▶ [DATA EXTRACT]:
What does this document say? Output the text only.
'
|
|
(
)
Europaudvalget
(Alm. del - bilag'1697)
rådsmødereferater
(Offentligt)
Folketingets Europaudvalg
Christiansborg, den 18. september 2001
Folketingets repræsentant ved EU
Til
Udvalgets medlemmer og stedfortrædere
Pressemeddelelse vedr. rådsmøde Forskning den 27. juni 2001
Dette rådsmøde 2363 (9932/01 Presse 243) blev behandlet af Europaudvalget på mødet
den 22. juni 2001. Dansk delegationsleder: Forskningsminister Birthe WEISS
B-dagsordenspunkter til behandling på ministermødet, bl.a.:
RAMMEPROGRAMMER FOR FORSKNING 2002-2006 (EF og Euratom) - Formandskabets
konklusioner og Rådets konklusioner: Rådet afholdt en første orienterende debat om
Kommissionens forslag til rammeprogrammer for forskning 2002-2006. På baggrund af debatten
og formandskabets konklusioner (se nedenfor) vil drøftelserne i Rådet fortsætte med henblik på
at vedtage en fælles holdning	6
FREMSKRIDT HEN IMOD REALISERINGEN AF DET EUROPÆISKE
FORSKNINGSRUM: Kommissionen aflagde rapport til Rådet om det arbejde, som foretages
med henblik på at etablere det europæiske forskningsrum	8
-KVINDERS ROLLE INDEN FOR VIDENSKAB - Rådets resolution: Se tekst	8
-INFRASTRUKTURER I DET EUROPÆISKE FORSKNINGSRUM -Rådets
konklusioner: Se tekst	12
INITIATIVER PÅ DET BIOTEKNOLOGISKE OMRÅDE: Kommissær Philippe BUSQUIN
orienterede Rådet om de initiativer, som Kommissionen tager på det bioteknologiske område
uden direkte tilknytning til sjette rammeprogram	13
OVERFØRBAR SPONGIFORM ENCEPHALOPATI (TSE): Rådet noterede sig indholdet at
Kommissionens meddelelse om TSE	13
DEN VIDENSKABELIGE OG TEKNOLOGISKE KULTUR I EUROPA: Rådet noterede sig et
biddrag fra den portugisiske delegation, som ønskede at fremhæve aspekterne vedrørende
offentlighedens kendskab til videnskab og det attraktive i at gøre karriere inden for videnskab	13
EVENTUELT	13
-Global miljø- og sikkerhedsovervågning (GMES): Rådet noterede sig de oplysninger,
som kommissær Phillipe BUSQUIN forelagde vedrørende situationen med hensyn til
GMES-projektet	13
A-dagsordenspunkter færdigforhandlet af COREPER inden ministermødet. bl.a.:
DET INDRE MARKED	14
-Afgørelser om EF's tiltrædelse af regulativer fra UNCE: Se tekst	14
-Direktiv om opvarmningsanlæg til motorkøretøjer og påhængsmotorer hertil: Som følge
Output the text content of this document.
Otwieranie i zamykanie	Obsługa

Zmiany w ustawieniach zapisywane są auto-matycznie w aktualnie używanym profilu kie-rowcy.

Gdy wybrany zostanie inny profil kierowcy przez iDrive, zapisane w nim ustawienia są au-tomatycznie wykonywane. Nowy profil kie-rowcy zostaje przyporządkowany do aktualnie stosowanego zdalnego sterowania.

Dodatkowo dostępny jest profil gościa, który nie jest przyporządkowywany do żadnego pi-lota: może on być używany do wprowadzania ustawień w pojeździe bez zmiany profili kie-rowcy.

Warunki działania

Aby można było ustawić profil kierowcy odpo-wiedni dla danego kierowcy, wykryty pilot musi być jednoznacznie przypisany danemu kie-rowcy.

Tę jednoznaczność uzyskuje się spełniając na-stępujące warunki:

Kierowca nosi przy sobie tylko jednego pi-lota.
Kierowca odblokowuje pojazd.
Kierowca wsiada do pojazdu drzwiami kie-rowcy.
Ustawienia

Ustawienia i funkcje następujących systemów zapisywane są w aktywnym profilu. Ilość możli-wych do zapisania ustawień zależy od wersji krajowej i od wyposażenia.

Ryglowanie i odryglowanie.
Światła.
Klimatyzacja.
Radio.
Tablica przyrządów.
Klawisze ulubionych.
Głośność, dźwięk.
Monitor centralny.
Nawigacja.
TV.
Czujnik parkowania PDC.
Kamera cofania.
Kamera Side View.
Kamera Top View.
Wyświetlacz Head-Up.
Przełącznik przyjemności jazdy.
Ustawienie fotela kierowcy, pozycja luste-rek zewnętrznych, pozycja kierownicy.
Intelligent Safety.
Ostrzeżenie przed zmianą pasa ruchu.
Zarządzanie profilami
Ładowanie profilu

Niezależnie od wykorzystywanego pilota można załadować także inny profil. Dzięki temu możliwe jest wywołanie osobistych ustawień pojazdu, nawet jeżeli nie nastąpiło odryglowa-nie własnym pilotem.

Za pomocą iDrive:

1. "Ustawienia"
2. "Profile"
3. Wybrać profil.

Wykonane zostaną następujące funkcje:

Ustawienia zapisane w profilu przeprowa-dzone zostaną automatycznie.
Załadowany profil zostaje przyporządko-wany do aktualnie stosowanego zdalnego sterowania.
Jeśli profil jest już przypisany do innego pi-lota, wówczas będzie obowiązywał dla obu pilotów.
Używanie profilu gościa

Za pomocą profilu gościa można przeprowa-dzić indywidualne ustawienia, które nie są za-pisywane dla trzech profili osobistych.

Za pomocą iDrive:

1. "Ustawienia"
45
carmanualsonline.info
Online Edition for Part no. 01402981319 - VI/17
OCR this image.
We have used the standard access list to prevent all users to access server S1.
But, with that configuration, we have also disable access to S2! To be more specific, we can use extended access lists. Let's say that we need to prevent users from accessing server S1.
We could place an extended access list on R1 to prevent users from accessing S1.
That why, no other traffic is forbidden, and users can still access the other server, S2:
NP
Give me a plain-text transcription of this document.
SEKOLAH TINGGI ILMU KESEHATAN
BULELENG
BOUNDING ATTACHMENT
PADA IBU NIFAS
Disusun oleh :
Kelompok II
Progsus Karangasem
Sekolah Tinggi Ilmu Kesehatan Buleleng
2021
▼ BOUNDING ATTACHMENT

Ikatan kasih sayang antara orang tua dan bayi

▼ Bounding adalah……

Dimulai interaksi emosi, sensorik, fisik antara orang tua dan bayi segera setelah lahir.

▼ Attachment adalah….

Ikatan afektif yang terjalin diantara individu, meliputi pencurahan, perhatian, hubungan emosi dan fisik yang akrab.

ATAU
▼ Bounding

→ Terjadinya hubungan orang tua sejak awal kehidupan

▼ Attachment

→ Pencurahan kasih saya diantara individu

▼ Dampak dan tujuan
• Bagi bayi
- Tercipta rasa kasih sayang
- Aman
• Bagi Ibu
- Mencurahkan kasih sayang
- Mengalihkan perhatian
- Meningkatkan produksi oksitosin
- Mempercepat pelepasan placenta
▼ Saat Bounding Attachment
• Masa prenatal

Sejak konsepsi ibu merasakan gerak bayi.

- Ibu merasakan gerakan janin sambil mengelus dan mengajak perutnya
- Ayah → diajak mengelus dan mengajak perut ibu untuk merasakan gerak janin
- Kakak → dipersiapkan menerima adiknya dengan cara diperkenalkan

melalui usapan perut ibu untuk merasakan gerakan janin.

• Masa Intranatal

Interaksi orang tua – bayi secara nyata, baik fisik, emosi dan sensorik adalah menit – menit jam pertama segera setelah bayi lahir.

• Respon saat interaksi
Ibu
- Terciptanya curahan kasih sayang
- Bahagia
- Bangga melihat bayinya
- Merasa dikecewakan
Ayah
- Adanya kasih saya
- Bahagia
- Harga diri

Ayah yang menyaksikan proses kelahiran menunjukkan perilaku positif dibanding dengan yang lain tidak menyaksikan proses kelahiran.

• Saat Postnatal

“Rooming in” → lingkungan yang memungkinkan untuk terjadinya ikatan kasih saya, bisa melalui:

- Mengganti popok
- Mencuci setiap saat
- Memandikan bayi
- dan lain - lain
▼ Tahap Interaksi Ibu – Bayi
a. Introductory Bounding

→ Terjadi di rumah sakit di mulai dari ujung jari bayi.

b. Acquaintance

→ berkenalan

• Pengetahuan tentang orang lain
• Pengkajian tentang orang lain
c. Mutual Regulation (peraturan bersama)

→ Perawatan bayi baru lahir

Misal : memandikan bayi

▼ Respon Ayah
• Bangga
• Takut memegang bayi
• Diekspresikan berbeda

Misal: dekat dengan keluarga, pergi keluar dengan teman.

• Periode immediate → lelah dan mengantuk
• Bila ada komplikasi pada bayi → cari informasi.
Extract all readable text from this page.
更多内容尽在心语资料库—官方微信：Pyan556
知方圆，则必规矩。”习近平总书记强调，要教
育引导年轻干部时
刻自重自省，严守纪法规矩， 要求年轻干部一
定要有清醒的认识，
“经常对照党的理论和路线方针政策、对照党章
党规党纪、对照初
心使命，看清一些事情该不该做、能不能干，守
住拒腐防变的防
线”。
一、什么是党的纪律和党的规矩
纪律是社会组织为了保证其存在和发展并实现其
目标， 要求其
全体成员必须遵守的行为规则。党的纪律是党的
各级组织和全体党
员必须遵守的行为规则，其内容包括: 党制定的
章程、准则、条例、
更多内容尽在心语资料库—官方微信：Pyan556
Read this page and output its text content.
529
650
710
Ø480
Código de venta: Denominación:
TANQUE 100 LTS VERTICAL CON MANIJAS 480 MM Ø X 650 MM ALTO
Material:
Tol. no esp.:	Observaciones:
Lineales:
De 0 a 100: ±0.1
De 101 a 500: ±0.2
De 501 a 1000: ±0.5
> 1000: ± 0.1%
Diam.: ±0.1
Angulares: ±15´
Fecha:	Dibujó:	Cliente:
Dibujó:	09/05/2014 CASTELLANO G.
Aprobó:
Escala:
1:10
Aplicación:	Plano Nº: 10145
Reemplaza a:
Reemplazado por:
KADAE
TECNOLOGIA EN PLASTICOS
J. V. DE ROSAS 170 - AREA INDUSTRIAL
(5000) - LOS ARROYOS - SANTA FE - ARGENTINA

▶ [OBJECTIVE]: Write down every line of the data above that includes the string "emosi".

▶ [COMPLETE OUTPUT]:
Dimulai interaksi emosi, sensorik, fisik antara orang tua dan bayi segera setelah lahir.
Ikatan afektif yang terjalin diantara individu, meliputi pencurahan, perhatian, hubungan emosi dan fisik yang akrab.
Interaksi orang tua – bayi secara nyata, baik fisik, emosi dan sensorik adalah menit – menit jam pertama segera setelah bayi lahir.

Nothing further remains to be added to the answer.